Required task —
Pick out the lines below that contain the string "image" and copy them all.
# START OF Stored data
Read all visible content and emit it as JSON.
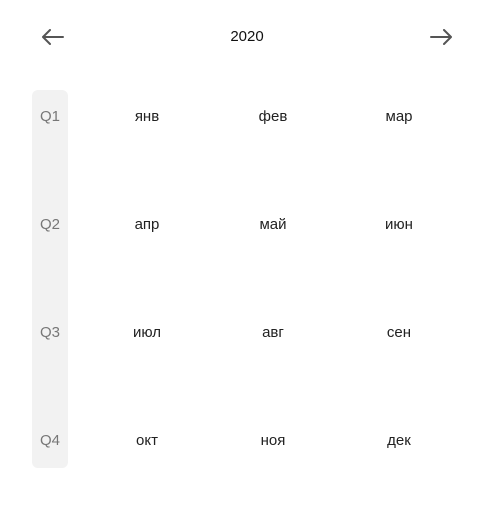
{
  "header": {
    "year": "2020",
    "prev_icon": "arrow-left-icon",
    "next_icon": "arrow-right-icon"
  },
  "quarters": [
    {
      "label": "Q1",
      "months": [
        "янв",
        "фев",
        "мар"
      ]
    },
    {
      "label": "Q2",
      "months": [
        "апр",
        "май",
        "июн"
      ]
    },
    {
      "label": "Q3",
      "months": [
        "июл",
        "авг",
        "сен"
      ]
    },
    {
      "label": "Q4",
      "months": [
        "окт",
        "ноя",
        "дек"
      ]
    }
  ]
}
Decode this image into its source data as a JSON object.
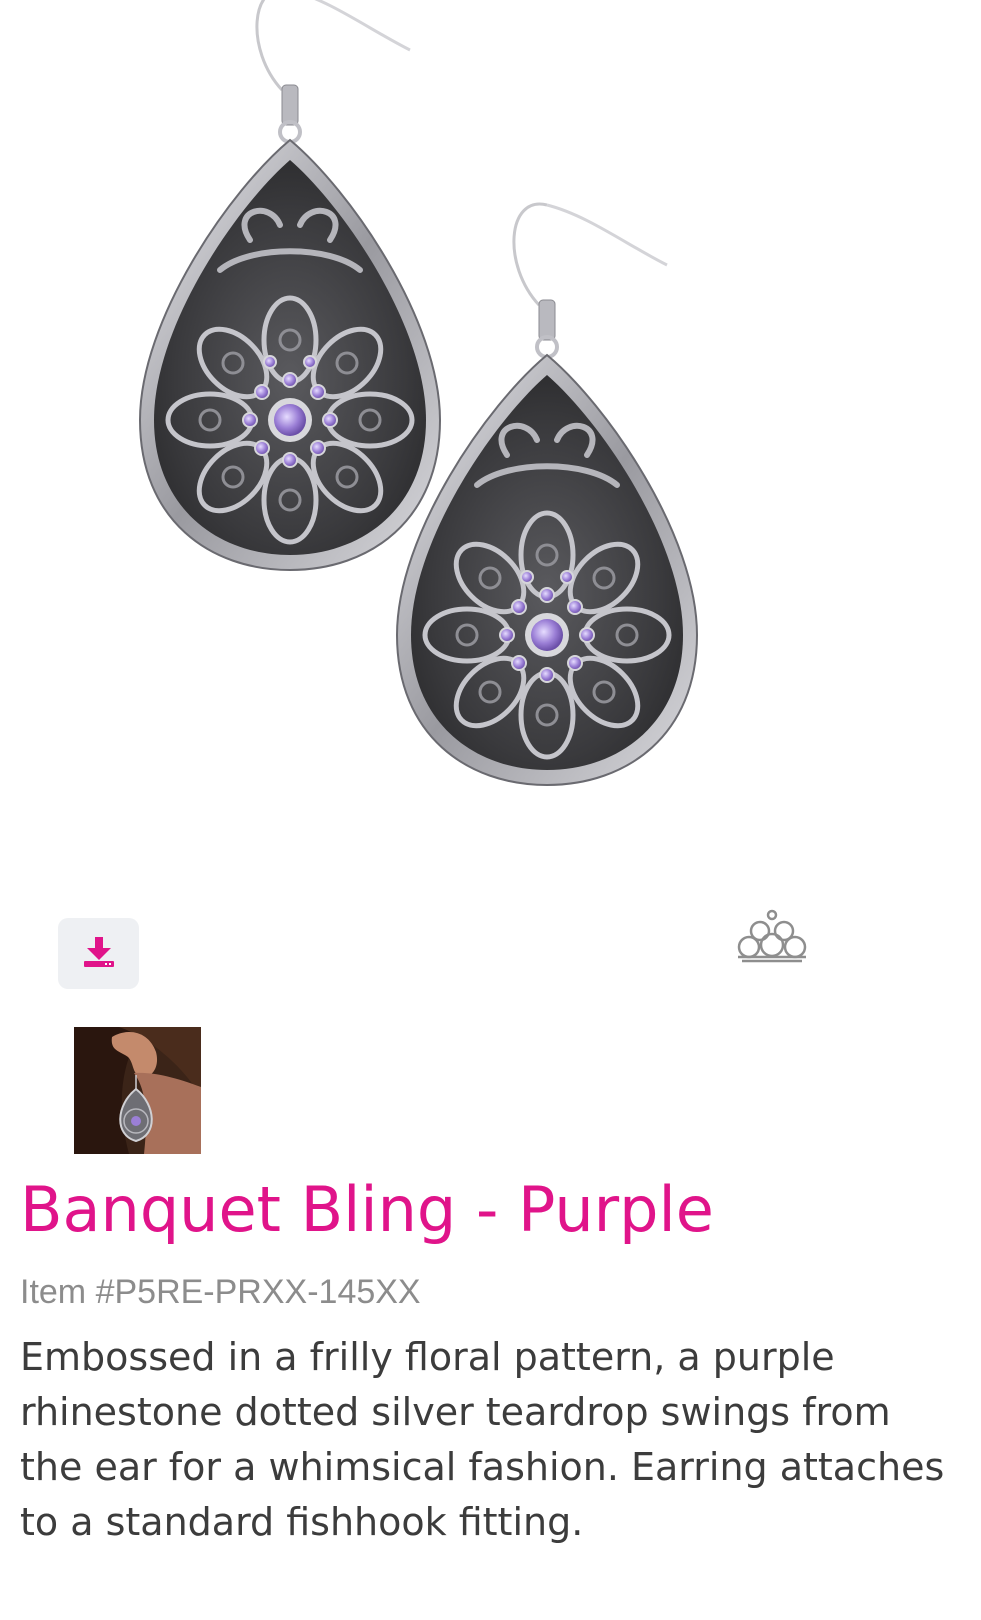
{
  "product": {
    "name": "Banquet Bling - Purple",
    "item_number": "Item #P5RE-PRXX-145XX",
    "description": "Embossed in a frilly floral pattern, a purple rhinestone dotted silver teardrop swings from the ear for a whimsical fashion. Earring attaches to a standard fishhook fitting."
  },
  "icons": {
    "download": "download-icon",
    "logo": "paparazzi-logo-icon"
  },
  "colors": {
    "accent": "#e0148a",
    "description_text": "#3c3c3c",
    "item_text": "#8c8c8c",
    "button_bg": "#eef0f3",
    "metal_dark": "#3a3a3c",
    "metal_light": "#c8c8cc",
    "stone": "#9b7fd6"
  }
}
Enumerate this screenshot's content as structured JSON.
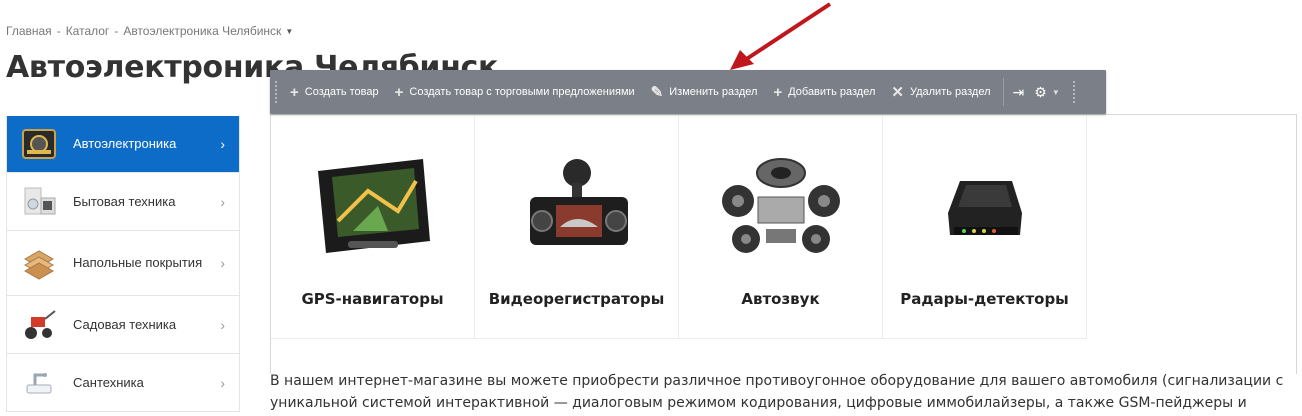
{
  "breadcrumb": {
    "items": [
      "Главная",
      "Каталог",
      "Автоэлектроника Челябинск"
    ],
    "separator": "-"
  },
  "page_title": "Автоэлектроника Челябинск",
  "toolbar": {
    "create_product": "Создать товар",
    "create_product_offers": "Создать товар с торговыми предложениями",
    "edit_section": "Изменить раздел",
    "add_section": "Добавить раздел",
    "delete_section": "Удалить раздел"
  },
  "sidebar": {
    "items": [
      {
        "label": "Автоэлектроника",
        "icon": "car-stereo-icon",
        "active": true
      },
      {
        "label": "Бытовая техника",
        "icon": "appliances-icon",
        "active": false
      },
      {
        "label": "Напольные покрытия",
        "icon": "flooring-icon",
        "active": false
      },
      {
        "label": "Садовая техника",
        "icon": "garden-tiller-icon",
        "active": false
      },
      {
        "label": "Сантехника",
        "icon": "plumbing-icon",
        "active": false
      }
    ]
  },
  "categories": [
    {
      "name": "GPS-навигаторы",
      "icon": "gps-navigator-image"
    },
    {
      "name": "Видеорегистраторы",
      "icon": "dashcam-image"
    },
    {
      "name": "Автозвук",
      "icon": "car-audio-image"
    },
    {
      "name": "Радары-детекторы",
      "icon": "radar-detector-image"
    }
  ],
  "description": "В нашем интернет-магазине вы можете приобрести различное противоугонное оборудование для вашего автомобиля (сигнализации с уникальной системой интерактивной — диалоговым режимом кодирования, цифровые иммобилайзеры, а также GSM-пейджеры и другие устройства).",
  "colors": {
    "active_bg": "#0d6cc8",
    "toolbar_bg": "#7a7f88",
    "arrow": "#c0171d"
  }
}
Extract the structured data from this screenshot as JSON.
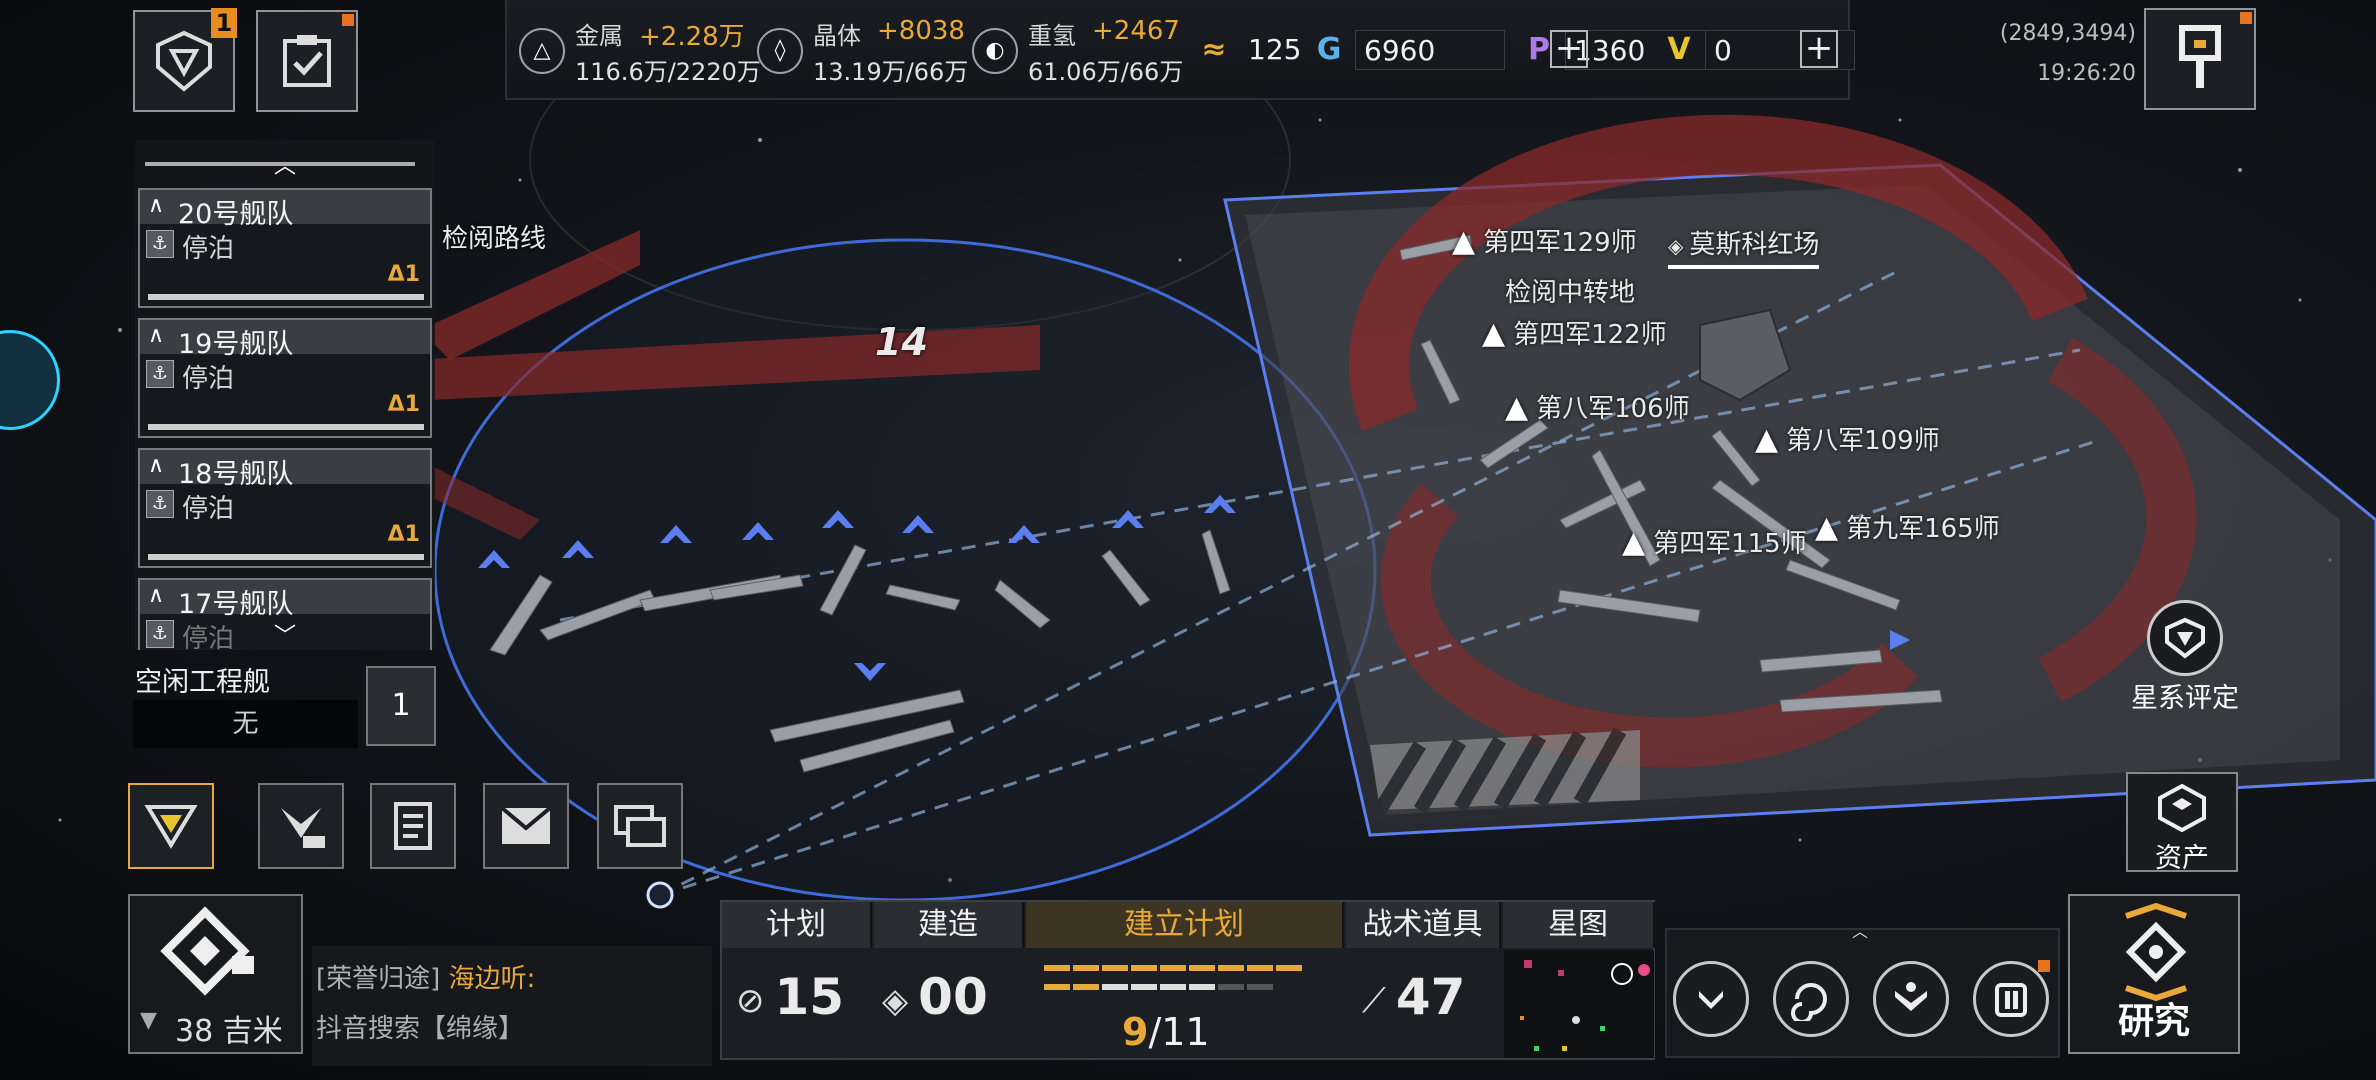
{
  "resources": [
    {
      "name": "金属",
      "gain": "+2.28万",
      "amount": "116.6万/2220万",
      "icon": "metal-icon"
    },
    {
      "name": "晶体",
      "gain": "+8038",
      "amount": "13.19万/66万",
      "icon": "crystal-icon"
    },
    {
      "name": "重氢",
      "gain": "+2467",
      "amount": "61.06万/66万",
      "icon": "deuterium-icon"
    }
  ],
  "currencies": {
    "energy": "125",
    "g_coin": "6960",
    "p_coin": "1360",
    "v_coin": "0"
  },
  "top_left": {
    "alliance_badge": "1"
  },
  "coords": {
    "position": "(2849,3494)",
    "time": "19:26:20"
  },
  "fleets": [
    {
      "name": "20号舰队",
      "status": "停泊",
      "level": "Δ1"
    },
    {
      "name": "19号舰队",
      "status": "停泊",
      "level": "Δ1"
    },
    {
      "name": "18号舰队",
      "status": "停泊",
      "level": "Δ1"
    },
    {
      "name": "17号舰队",
      "status": "停泊"
    }
  ],
  "engineer": {
    "label": "空闲工程舰",
    "value": "无",
    "hex_label": "1"
  },
  "map": {
    "route_label": "检阅路线",
    "sector_number": "14",
    "station_label": "检阅中转地",
    "location_name": "莫斯科红场",
    "divisions": [
      "第四军129师",
      "第四军122师",
      "第八军106师",
      "第八军109师",
      "第四军115师",
      "第九军165师"
    ]
  },
  "bottom": {
    "distance": "38 吉米",
    "chat_channel": "[荣誉归途]",
    "chat_sender": "海边听:",
    "chat_message": "抖音搜索【绵缘】",
    "tabs": [
      "计划",
      "建造",
      "建立计划",
      "战术道具",
      "星图"
    ],
    "plan_value": "15",
    "build_value": "00",
    "build_plan_current": "9",
    "build_plan_total": "/11",
    "tactical_value": "47",
    "research_label": "研究"
  },
  "side": {
    "rating_label": "星系评定",
    "assets_label": "资产"
  },
  "colors": {
    "accent": "#e8a93a",
    "fleet_blue": "#5b7ff0",
    "danger_red": "#8a2a2a",
    "sphere_blue": "#3f6bd8"
  }
}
# END OF Stored data
Solution for this task —
Decode this image into its source data as a JSON object.
      "icon": "gps-navigator-image"
      "icon": "dashcam-image"
      "icon": "car-audio-image"
      "icon": "radar-detector-image"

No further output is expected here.